Write out all of the data exactly as it appears.

[BEGIN]

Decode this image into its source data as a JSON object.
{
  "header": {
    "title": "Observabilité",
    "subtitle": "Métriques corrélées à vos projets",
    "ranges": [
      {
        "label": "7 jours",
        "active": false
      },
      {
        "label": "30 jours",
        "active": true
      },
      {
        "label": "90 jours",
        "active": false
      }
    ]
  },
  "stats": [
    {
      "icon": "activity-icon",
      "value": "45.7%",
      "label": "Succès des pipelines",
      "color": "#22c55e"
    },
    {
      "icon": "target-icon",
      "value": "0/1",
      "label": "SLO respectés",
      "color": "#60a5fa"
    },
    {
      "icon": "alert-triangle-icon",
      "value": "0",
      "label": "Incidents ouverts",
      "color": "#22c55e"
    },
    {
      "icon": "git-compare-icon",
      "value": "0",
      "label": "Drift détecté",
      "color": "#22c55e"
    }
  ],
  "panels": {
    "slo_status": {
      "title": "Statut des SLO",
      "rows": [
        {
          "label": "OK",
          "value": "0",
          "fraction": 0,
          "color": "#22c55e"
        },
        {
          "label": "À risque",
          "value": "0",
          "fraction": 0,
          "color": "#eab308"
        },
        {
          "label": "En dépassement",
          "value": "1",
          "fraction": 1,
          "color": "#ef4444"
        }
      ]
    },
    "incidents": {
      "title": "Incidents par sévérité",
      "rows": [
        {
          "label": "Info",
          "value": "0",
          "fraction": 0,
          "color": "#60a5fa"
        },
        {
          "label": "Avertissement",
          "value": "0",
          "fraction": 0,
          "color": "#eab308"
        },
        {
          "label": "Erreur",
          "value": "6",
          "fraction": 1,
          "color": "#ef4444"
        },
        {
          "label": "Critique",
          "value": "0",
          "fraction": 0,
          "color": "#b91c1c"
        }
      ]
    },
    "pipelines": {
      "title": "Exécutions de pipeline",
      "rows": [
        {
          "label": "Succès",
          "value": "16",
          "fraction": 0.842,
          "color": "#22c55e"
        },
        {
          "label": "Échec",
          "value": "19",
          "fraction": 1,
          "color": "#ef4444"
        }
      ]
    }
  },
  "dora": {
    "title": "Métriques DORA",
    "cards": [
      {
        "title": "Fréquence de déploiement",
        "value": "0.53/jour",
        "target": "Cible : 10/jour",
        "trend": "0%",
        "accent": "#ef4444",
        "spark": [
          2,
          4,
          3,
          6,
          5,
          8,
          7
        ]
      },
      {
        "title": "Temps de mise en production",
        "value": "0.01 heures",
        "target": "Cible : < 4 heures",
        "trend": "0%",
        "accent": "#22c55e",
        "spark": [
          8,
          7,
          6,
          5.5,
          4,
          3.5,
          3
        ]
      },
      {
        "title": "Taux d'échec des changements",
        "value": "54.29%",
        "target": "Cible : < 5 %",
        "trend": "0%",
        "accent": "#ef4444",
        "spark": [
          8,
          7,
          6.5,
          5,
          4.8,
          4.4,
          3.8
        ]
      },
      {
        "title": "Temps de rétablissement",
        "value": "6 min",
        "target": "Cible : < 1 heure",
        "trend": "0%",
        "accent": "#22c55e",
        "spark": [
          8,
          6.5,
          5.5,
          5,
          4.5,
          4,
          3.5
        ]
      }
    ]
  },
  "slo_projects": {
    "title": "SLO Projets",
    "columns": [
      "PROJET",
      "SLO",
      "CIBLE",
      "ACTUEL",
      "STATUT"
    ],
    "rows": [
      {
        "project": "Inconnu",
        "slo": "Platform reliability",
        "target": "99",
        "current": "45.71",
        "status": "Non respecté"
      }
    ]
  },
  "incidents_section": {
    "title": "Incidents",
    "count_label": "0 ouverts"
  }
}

[END]

» ANSWER TO THIS EXERCISE
Decode this image into its source data as a JSON object.
{
  "header": {
    "title": "Observabilité",
    "subtitle": "Métriques corrélées à vos projets",
    "ranges": [
      {
        "label": "7 jours",
        "active": false
      },
      {
        "label": "30 jours",
        "active": true
      },
      {
        "label": "90 jours",
        "active": false
      }
    ]
  },
  "stats": [
    {
      "icon": "activity-icon",
      "value": "45.7%",
      "label": "Succès des pipelines",
      "color": "#22c55e"
    },
    {
      "icon": "target-icon",
      "value": "0/1",
      "label": "SLO respectés",
      "color": "#60a5fa"
    },
    {
      "icon": "alert-triangle-icon",
      "value": "0",
      "label": "Incidents ouverts",
      "color": "#22c55e"
    },
    {
      "icon": "git-compare-icon",
      "value": "0",
      "label": "Drift détecté",
      "color": "#22c55e"
    }
  ],
  "panels": {
    "slo_status": {
      "title": "Statut des SLO",
      "rows": [
        {
          "label": "OK",
          "value": "0",
          "fraction": 0,
          "color": "#22c55e"
        },
        {
          "label": "À risque",
          "value": "0",
          "fraction": 0,
          "color": "#eab308"
        },
        {
          "label": "En dépassement",
          "value": "1",
          "fraction": 1,
          "color": "#ef4444"
        }
      ]
    },
    "incidents": {
      "title": "Incidents par sévérité",
      "rows": [
        {
          "label": "Info",
          "value": "0",
          "fraction": 0,
          "color": "#60a5fa"
        },
        {
          "label": "Avertissement",
          "value": "0",
          "fraction": 0,
          "color": "#eab308"
        },
        {
          "label": "Erreur",
          "value": "6",
          "fraction": 1,
          "color": "#ef4444"
        },
        {
          "label": "Critique",
          "value": "0",
          "fraction": 0,
          "color": "#b91c1c"
        }
      ]
    },
    "pipelines": {
      "title": "Exécutions de pipeline",
      "rows": [
        {
          "label": "Succès",
          "value": "16",
          "fraction": 0.842,
          "color": "#22c55e"
        },
        {
          "label": "Échec",
          "value": "19",
          "fraction": 1,
          "color": "#ef4444"
        }
      ]
    }
  },
  "dora": {
    "title": "Métriques DORA",
    "cards": [
      {
        "title": "Fréquence de déploiement",
        "value": "0.53/jour",
        "target": "Cible : 10/jour",
        "trend": "0%",
        "accent": "#ef4444",
        "spark": [
          2,
          4,
          3,
          6,
          5,
          8,
          7
        ]
      },
      {
        "title": "Temps de mise en production",
        "value": "0.01 heures",
        "target": "Cible : < 4 heures",
        "trend": "0%",
        "accent": "#22c55e",
        "spark": [
          8,
          7,
          6,
          5.5,
          4,
          3.5,
          3
        ]
      },
      {
        "title": "Taux d'échec des changements",
        "value": "54.29%",
        "target": "Cible : < 5 %",
        "trend": "0%",
        "accent": "#ef4444",
        "spark": [
          8,
          7,
          6.5,
          5,
          4.8,
          4.4,
          3.8
        ]
      },
      {
        "title": "Temps de rétablissement",
        "value": "6 min",
        "target": "Cible : < 1 heure",
        "trend": "0%",
        "accent": "#22c55e",
        "spark": [
          8,
          6.5,
          5.5,
          5,
          4.5,
          4,
          3.5
        ]
      }
    ]
  },
  "slo_projects": {
    "title": "SLO Projets",
    "columns": [
      "PROJET",
      "SLO",
      "CIBLE",
      "ACTUEL",
      "STATUT"
    ],
    "rows": [
      {
        "project": "Inconnu",
        "slo": "Platform reliability",
        "target": "99",
        "current": "45.71",
        "status": "Non respecté"
      }
    ]
  },
  "incidents_section": {
    "title": "Incidents",
    "count_label": "0 ouverts"
  }
}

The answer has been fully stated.